**Exercise brief**
Could you copy every line from the material below in which "pour" appears?

********

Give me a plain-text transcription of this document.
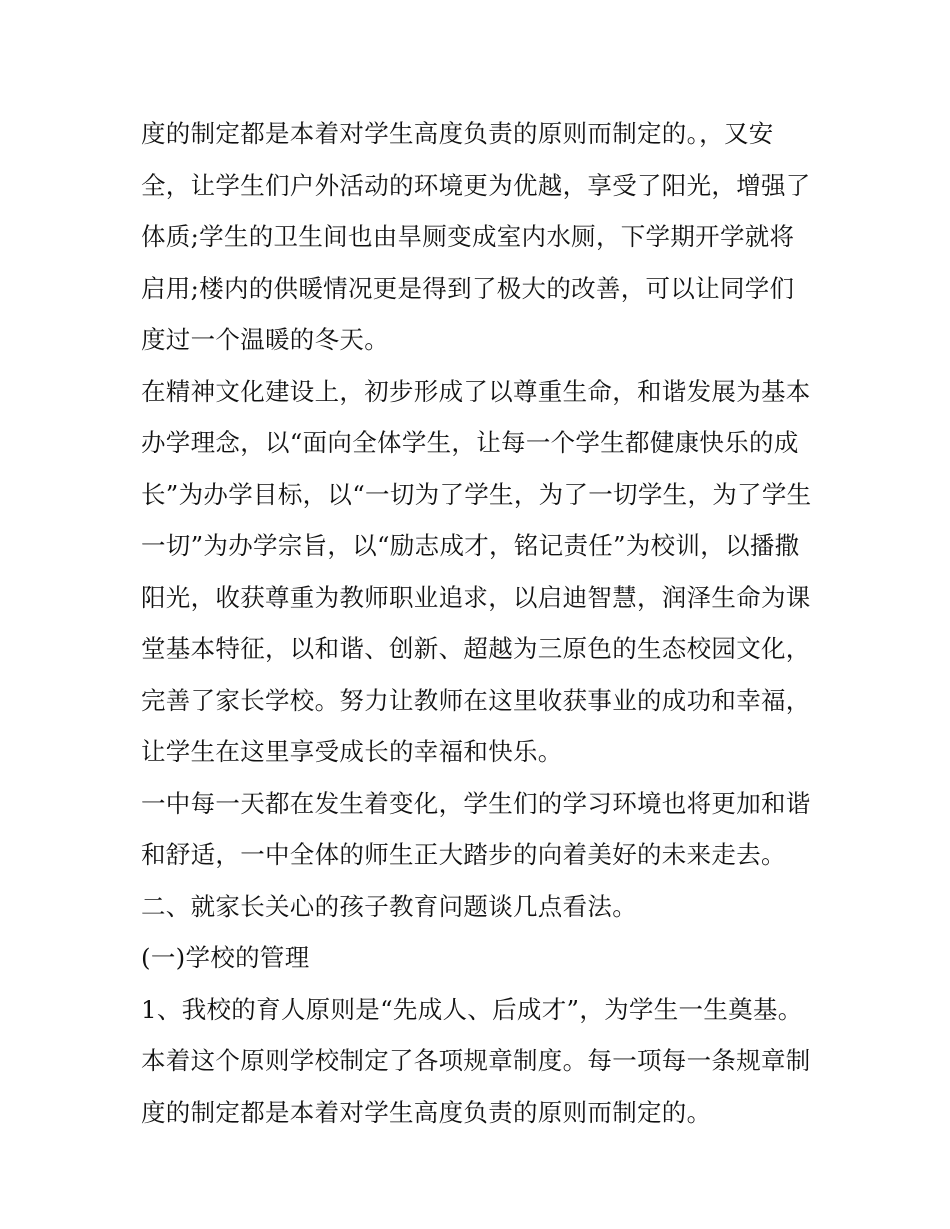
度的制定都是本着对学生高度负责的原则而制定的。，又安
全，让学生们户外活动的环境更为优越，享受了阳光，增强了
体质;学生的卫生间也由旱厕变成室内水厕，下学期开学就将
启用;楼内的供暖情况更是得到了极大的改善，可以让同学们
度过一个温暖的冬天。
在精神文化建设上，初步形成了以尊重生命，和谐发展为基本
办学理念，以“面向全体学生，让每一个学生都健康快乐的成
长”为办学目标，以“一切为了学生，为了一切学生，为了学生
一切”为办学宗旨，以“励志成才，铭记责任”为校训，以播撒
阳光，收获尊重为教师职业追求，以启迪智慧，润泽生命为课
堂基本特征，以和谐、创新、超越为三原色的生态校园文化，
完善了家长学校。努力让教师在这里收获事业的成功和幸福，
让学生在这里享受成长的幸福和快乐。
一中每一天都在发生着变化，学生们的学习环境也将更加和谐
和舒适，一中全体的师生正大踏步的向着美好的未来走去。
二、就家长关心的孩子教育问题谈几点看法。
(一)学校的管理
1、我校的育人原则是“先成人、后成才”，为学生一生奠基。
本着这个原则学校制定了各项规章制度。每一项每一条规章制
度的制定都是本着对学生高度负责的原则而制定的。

********

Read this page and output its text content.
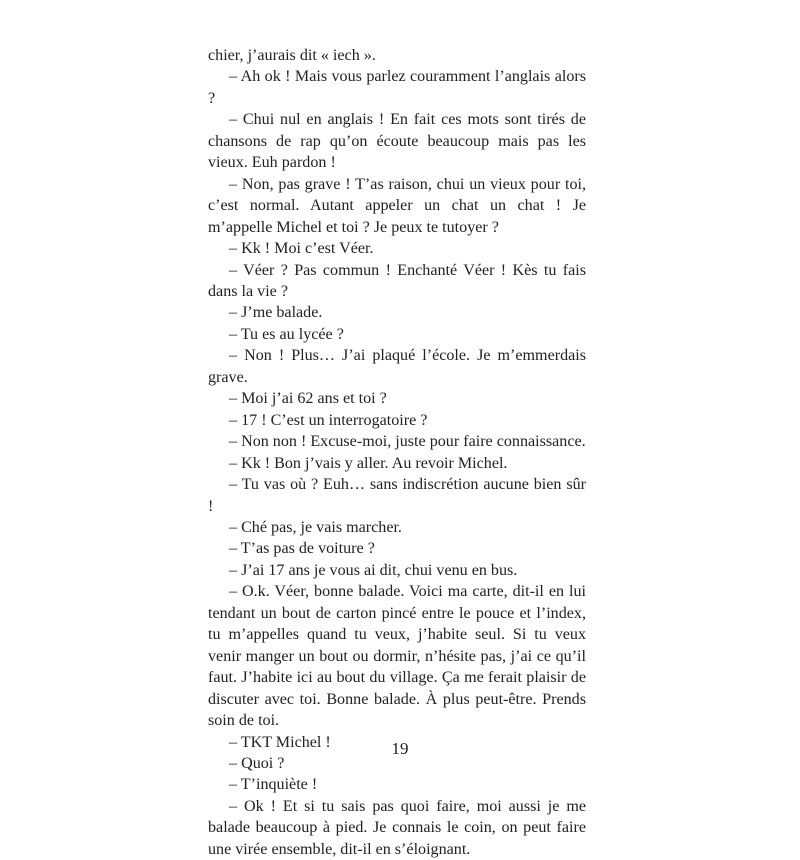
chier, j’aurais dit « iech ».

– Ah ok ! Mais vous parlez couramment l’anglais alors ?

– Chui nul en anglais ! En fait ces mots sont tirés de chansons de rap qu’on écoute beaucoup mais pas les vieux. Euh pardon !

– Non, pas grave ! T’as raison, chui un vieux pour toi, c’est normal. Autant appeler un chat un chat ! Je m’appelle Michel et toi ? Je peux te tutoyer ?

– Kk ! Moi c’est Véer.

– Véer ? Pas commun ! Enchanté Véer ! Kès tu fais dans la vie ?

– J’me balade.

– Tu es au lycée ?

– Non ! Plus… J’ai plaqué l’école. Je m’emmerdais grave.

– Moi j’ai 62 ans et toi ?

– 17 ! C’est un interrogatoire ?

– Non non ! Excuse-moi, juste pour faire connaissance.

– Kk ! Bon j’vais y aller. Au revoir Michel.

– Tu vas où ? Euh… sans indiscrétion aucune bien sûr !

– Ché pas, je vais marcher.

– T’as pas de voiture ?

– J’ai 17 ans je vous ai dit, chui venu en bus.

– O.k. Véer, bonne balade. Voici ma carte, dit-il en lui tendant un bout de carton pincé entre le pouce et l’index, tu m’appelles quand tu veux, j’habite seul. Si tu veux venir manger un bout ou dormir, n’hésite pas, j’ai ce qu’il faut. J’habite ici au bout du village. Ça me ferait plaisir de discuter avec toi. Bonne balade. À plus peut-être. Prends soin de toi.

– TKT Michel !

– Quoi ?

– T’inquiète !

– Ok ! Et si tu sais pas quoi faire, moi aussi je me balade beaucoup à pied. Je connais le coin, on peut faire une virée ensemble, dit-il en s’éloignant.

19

********

**Final result**
– Non, pas grave ! T’as raison, chui un vieux pour toi, c’est normal. Autant appeler un chat un chat ! Je m’appelle Michel et toi ? Je peux te tutoyer ?
– Non non ! Excuse-moi, juste pour faire connaissance.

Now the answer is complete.